[TAREFAS A REALIZAR]:
A: Reproduza o trecho do texto sobre as cheias no Rio Grande do Sul que começa em "- Lago Guaíba" e termina em "(cota inundação 4,75)".
B: Relacione todos os locais de medição indicados, na lista de níveis dos rios, no texto sobre as cheias no Rio Grande do Sul.
C: Indique se cada afirmação está de acordo com o texto sobre as cheias no Rio Grande do Sul, respondendo sim ou não e citando literalmente as palavras decisivas: (i) o Rio Uruguai, em Uruguaiana, está acima da cota de inundação; (ii) o Guaíba apresenta níveis em elevação; (iii) o número de desaparecidos aumentou em relação à quinta-feira.

[TEXTO DO EXERCÍCIO]:
****************

A Defesa Civil e a Secretaria do Meio Ambiente e Infraestrutura do Rio Grande do Sul (Sema) divulgaram um relatório sobre a situação atual dos rios no estado. Apesar da ausência de chuvas significativas nas últimas 24 horas, os rios Taquari e Caí apresentaram uma diminuição em seus níveis ao longo de seus percursos. No entanto, a foz desses rios ainda enfrenta um alto volume de água.
Enquanto os rios Taquari e Caí começam a se estabilizar na maior parte de seus percursos, suas desembocaduras permanecem com volumes elevados. As cidades de Arroio do Meio, Lajeado, Estrela e Cruzeiro do Sul, por onde passa o Rio Taquari, ainda podem enfrentar riscos. Já o Rio Caí, que percorre municípios como Feliz e São Sebastião do Caí, também mantém as autoridades em alerta.
O Guaíba, por outro lado, apresenta estabilidade. Espera-se que a cheia seja prolongada durante a semana em Porto Alegre, à medida que o lago ainda escoa as águas das demais bacias.
O balanço informa também que cinco dos sete principais rios do estado seguem com níveis acima da cota de inundação.
- Lago Guaíba – Porto Alegre – 4,72 metros (cota inundação 3,00 Centro; 2,10 Ilhas)
- Rio dos Sinos – São Leopoldo – 6,68 metros (cota inundação 4,50)
- Rio Gravataí – Passo das Canoas – 5,75 metros (cota inundação 4,75)
- Rio Taquari – Muçum – 5,54 metros (cota inundação 18,00)
- Rio Caí – Feliz – 3,20 metros (cota inundação 9,00)
- Rio Uruguai – Uruguaiana – 10,68 metros (cota inundação 8,50)
- Lagoa dos Patos – São Lourenço do Sul – 2,80 metros 17h-16/05 (cota inundação 1,30)
A previsão é de que as águas comecem a recuar nas próximas semanas.
O número de mortos subiu para 154 nesta sexta-feira, de acordo com o último balanço divulgado pela Defesa Civil estadual. Ao todo, há ainda 98 pessoas desaparecidas, dado que apresenta uma diminuição em relação a quinta-feira. As autoridades estimam que a catástrofe tenha afetado a vida de 2,2 milhões de moradores de 461 municípios até agora, 93% do total. Há 540.192 pessoas desalojadas e 78.165 em abrigos.

****************

[DADOS PARA ANÁLISE]:
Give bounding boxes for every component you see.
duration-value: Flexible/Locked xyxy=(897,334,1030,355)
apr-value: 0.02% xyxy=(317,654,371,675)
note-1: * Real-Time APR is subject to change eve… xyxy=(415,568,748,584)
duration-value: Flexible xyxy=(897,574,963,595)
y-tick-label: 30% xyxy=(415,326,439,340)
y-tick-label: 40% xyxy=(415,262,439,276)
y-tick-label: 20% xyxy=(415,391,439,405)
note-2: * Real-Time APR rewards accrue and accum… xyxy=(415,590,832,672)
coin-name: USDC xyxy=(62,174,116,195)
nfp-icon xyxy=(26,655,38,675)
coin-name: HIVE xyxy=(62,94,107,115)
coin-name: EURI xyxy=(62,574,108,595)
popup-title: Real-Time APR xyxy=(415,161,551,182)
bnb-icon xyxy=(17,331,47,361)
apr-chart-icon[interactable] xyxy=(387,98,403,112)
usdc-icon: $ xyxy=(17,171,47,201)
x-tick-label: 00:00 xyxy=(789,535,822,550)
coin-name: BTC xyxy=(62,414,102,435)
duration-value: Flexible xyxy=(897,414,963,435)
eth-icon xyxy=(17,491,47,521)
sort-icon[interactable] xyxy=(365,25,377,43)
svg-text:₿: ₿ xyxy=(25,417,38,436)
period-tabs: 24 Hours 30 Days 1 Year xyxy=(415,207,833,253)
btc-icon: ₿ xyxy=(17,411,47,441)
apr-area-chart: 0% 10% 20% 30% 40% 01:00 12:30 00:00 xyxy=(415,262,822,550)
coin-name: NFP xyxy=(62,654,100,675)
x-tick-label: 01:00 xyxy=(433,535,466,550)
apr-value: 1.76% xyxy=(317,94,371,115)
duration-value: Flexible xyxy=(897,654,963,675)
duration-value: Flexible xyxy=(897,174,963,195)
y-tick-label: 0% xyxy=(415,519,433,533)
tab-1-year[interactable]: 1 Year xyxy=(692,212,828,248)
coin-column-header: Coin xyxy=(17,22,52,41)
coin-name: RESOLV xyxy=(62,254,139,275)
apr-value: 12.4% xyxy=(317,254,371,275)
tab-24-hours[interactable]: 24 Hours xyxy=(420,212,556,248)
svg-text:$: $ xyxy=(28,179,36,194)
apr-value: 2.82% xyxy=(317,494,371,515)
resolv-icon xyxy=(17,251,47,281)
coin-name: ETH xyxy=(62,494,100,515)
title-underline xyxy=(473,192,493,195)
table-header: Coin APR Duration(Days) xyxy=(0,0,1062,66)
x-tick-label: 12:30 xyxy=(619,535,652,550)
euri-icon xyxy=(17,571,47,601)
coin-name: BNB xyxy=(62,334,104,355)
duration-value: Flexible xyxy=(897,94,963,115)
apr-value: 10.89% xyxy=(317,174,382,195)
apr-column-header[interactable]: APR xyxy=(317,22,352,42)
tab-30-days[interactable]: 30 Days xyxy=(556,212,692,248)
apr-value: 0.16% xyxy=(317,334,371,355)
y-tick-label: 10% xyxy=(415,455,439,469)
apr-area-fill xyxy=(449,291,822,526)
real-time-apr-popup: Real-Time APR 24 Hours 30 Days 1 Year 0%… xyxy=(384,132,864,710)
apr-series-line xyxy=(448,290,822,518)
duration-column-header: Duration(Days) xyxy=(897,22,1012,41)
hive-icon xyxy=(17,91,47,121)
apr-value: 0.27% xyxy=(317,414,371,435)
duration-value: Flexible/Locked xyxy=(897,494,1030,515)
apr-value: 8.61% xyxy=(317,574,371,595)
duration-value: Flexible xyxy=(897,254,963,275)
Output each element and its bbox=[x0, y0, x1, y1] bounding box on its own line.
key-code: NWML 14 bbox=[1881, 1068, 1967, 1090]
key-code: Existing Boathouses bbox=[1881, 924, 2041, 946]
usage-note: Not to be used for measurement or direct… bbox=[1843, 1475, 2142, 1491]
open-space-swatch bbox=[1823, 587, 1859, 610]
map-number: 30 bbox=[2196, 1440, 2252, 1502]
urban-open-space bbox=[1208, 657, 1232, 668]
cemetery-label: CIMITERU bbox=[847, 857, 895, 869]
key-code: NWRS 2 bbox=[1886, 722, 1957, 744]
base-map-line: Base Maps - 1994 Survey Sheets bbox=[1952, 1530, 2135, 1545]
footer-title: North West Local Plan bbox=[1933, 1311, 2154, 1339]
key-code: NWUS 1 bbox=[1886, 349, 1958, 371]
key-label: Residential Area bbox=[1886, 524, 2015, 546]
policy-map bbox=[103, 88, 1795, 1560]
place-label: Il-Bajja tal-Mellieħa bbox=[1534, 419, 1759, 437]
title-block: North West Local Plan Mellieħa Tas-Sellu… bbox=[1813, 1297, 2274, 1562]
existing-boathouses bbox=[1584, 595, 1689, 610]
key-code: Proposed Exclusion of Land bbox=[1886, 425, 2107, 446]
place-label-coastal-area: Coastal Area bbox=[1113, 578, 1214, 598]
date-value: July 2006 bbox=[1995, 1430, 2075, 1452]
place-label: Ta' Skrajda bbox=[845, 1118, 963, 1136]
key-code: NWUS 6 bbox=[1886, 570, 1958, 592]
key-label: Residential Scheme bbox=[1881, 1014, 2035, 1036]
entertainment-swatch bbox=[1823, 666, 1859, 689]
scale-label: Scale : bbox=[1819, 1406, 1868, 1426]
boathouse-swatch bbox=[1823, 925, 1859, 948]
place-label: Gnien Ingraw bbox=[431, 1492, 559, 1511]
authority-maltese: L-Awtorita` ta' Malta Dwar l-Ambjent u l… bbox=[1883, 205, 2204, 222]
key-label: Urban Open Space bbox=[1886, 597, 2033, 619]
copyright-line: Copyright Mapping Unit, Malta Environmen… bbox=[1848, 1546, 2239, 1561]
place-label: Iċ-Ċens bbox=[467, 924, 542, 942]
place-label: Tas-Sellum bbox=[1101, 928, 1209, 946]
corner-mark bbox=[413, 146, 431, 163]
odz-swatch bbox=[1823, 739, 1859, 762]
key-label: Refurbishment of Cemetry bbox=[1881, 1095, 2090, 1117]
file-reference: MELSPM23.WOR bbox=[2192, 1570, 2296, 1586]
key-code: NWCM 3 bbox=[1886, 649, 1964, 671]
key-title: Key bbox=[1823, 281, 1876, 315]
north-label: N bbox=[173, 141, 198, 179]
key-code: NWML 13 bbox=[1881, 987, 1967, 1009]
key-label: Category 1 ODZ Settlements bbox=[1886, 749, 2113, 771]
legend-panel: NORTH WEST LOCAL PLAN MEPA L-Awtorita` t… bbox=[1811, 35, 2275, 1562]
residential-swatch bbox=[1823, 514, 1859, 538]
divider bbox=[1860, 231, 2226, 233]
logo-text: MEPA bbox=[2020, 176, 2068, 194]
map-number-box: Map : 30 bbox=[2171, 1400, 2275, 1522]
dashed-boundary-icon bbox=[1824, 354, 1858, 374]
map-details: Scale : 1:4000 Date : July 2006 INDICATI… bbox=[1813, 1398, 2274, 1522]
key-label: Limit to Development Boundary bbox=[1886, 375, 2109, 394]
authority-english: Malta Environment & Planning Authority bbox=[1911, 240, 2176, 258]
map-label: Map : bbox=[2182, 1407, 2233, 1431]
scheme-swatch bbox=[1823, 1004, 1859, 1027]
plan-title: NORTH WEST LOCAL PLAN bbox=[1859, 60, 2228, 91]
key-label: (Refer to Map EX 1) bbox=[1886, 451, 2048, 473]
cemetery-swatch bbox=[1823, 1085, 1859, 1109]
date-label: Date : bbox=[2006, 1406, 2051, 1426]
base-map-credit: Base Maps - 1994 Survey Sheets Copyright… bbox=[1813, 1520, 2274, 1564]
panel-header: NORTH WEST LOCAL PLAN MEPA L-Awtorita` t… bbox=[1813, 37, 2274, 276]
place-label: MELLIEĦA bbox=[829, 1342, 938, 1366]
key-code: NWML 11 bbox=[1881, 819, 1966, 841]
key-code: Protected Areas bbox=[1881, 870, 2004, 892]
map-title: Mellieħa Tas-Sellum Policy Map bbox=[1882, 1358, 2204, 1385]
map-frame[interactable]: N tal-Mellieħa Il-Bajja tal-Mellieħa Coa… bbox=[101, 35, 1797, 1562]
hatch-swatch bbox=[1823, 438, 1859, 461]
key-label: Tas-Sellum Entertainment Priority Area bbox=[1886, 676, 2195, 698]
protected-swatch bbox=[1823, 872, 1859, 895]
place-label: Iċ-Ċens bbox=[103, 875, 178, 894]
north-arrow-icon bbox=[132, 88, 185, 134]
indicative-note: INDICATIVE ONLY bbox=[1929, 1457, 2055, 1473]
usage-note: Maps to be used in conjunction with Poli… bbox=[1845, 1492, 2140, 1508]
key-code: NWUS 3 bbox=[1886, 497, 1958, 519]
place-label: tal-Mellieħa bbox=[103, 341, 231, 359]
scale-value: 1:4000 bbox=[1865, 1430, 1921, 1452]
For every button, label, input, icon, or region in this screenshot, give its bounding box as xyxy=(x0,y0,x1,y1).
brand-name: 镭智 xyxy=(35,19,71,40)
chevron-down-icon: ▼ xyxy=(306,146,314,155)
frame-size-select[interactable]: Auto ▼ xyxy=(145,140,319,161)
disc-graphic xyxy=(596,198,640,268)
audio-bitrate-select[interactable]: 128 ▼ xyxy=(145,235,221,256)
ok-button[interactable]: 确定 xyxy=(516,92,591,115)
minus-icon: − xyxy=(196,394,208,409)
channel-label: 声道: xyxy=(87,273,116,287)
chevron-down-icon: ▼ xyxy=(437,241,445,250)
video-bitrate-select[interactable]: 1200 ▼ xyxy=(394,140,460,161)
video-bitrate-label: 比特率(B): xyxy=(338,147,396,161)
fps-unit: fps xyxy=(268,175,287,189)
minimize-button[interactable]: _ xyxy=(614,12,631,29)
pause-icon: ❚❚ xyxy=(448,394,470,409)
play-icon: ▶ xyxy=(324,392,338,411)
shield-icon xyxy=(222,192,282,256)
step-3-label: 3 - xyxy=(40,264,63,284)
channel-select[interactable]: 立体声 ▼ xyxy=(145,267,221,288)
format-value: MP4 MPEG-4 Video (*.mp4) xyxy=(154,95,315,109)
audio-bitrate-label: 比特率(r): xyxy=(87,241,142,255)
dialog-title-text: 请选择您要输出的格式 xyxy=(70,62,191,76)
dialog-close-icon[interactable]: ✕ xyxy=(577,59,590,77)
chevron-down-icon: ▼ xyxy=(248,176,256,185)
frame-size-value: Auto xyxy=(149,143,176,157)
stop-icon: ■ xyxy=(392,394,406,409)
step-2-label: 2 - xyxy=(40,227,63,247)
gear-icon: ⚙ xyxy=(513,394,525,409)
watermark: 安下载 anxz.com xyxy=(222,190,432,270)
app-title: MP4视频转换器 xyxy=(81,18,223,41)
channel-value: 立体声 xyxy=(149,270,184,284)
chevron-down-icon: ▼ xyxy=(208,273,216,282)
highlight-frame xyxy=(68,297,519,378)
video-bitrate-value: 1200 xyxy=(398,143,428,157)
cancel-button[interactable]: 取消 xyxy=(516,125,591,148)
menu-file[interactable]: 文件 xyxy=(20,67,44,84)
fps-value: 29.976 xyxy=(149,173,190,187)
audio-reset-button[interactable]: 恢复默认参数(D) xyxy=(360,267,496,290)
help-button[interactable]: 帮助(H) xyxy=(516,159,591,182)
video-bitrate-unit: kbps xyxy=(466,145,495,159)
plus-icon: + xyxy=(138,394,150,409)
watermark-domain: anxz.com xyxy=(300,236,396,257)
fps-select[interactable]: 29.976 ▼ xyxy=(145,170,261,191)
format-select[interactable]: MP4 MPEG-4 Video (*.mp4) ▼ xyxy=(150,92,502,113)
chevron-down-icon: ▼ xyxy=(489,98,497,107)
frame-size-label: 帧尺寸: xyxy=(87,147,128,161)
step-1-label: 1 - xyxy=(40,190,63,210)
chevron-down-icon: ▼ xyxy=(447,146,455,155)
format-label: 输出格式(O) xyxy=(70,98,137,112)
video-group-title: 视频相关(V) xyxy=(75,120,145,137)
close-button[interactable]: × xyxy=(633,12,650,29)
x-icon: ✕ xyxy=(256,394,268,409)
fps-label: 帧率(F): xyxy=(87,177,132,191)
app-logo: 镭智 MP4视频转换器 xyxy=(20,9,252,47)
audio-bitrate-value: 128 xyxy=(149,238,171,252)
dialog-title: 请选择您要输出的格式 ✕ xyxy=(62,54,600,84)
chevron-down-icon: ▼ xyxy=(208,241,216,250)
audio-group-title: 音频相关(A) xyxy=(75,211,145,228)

****************

[SOLUÇÕES]:
A:
- Lago Guaíba – Porto Alegre – 4,72 metros (cota inundação 3,00 Centro; 2,10 Ilhas)
- Rio dos Sinos – São Leopoldo – 6,68 metros (cota inundação 4,50)
- Rio Gravataí – Passo das Canoas – 5,75 metros (cota inundação 4,75)

B:
- Porto Alegre
- São Leopoldo
- Passo das Canoas
- Muçum
- Feliz
- Uruguaiana
- São Lourenço do Sul

C:
(i) Sim: "Rio Uruguai – Uruguaiana – 10,68 metros (cota inundação 8,50)".
(ii) Não: "O Guaíba, por outro lado, apresenta estabilidade."
(iii) Não: "há ainda 98 pessoas desaparecidas, dado que apresenta uma diminuição em relação a quinta-feira".